#### [Excerpted text]

-.-.-

Petition of Famous Brands, Inc., No. 14269

CourtSouth Dakota Supreme Court
Writing for the CourtHOYT; HOYT, Circuit Judge, sitting for FOSHEIM
Citation347 N.W.2d 882
PartiesIn the Matter of the Petition of FAMOUS BRANDS, INC. to Obtain a Declaratory Ruling. . Considered on Briefs
Docket NumberNo. 14269
Decision Date16 February 1984

Page 882

347 N.W.2d 882
In the Matter of the Petition of FAMOUS BRANDS, INC. to
Obtain a Declaratory Ruling.
No. 14269.
Supreme Court of South Dakota.
Considered on Briefs Feb. 16, 1984.
Decided April 25, 1984.

Page 883

Jeremiah D. Murphy, John R. McDowell and Thomas J. Welk of Boyce, Murphy, McDowell & Greenfield, Sioux Falls, for intervenors-appellees.

William Taylor of Woods, Fuller, Shultz & Smith, P.C., Sioux Falls, for appellant.

HOYT, Circuit Judge.

This is an appeal from a judgment of the circuit court affirming the decision of the Secretary of Revenue (Secretary) that SDCL 35-4-5.1 and SDCL 35-4-5.5 precluded a renewal of a wholesale liquor license to Famous Brands, Inc. (appellant). We reverse.

The factual background of the controversy is refreshingly simple. Appellant filed a petition to obtain a declaratory ruling pursuant to SDCL 1-26-15 and ARSD 64:01:01:08 as to the applicability of SDCL 35-4-5.1 and SDCL 35-4-5.5 to the proposed renewal of the appellant's wholesale liquor license. SoDak Distributing Company and Sioux Falls Wholesale (Appellees/intervenors) petitioned for intervention, and on stipulation were admitted as parties.

Under the declaratory ruling procedure, the Secretary was to assume the following fact scenario:

Famous Brands, Inc. is a wholly owned subsidiary of Johnson Brothers Wholesale Liquor Company, an alcoholic beverage licensee in five other states. Famous Brands, Inc. holds two wholesale liquor licenses in South Dakota; one in Sioux Falls, and the other in Rapid City. Johnson Brothers Wholesale Liquor Company is the owner of 100 percent of the stock of the United Sales Distilling Company, a rectifier, with a plant located in the State of Minnesota. Products from this plant are sold in part to Famous Brands, Inc. in South Dakota.

During all of 1970, Famous Brands, Inc. was the holder of a South Dakota wholesale liquor license. In 1970, Famous Brands, Inc. was owned by Schenley Industries, a manufacturer, distiller, rectifier, importer, and wholesaler of alcohol and alcohol products.

With the foregoing assumed facts in place, the Secretary was asked to determine whether the appellant's liquor license would be renewable in light of the provisions of SDCL 35-4-5.1 and SDCL 35-4-5.5. 1

Page 884

The appellant also proposed a second question concerning the effect of a divesture, which is rendered moot by this decision. From an adverse declaratory ruling by the Secretary, the appellant appealed to circuit court. The circuit court determined the Secretary reached the right result but for the wrong reasons, and affirmed.

The issue before this court is the propriety of the circuit court's affirming the Secretary's determination that SDCL 35-4-5.1 and SDCL 35-4-5.5 did not permit the renewal of a wholesale liquor license to appellant.

-.-.-

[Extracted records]
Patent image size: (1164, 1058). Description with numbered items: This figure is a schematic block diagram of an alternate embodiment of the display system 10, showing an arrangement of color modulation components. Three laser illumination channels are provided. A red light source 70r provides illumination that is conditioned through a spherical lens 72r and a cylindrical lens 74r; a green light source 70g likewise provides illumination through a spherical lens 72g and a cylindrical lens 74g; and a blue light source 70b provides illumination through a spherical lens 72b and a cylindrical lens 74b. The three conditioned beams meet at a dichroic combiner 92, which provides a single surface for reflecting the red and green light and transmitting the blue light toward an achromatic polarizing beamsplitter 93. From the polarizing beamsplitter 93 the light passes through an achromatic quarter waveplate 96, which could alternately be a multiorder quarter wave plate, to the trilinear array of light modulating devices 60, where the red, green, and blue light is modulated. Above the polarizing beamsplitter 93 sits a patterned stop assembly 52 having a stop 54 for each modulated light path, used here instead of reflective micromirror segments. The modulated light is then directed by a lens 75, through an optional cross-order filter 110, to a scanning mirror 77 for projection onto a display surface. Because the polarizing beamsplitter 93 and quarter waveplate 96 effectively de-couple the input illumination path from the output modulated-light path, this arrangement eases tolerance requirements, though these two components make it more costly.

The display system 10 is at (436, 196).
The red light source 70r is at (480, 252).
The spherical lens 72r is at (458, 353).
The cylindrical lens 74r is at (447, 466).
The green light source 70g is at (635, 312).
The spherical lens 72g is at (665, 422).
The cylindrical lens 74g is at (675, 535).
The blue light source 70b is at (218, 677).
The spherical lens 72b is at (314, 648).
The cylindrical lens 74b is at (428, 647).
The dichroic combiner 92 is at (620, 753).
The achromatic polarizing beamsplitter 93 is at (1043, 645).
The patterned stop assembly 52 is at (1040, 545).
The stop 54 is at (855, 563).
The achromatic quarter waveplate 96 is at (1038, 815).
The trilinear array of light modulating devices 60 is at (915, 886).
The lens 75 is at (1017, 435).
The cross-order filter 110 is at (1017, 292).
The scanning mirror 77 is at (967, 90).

-.-.-

#### [Exercises]
1. Copy the opinion from "William Taylor of" to "(appellant). We reverse.", substituting "Commissioner of Revenue" for "Secretary of Revenue".
2. In the opinion's assumed facts, in which two South Dakota cities does Famous Brands, Inc. hold wholesale liquor licenses?

#### [Solutions by task]
1.
William Taylor of Woods, Fuller, Shultz & Smith, P.C., Sioux Falls, for appellant.

HOYT, Circuit Judge.

This is an appeal from a judgment of the circuit court affirming the decision of the Commissioner of Revenue (Secretary) that SDCL 35-4-5.1 and SDCL 35-4-5.5 precluded a renewal of a wholesale liquor license to Famous Brands, Inc. (appellant). We reverse.

2. Sioux Falls and Rapid City.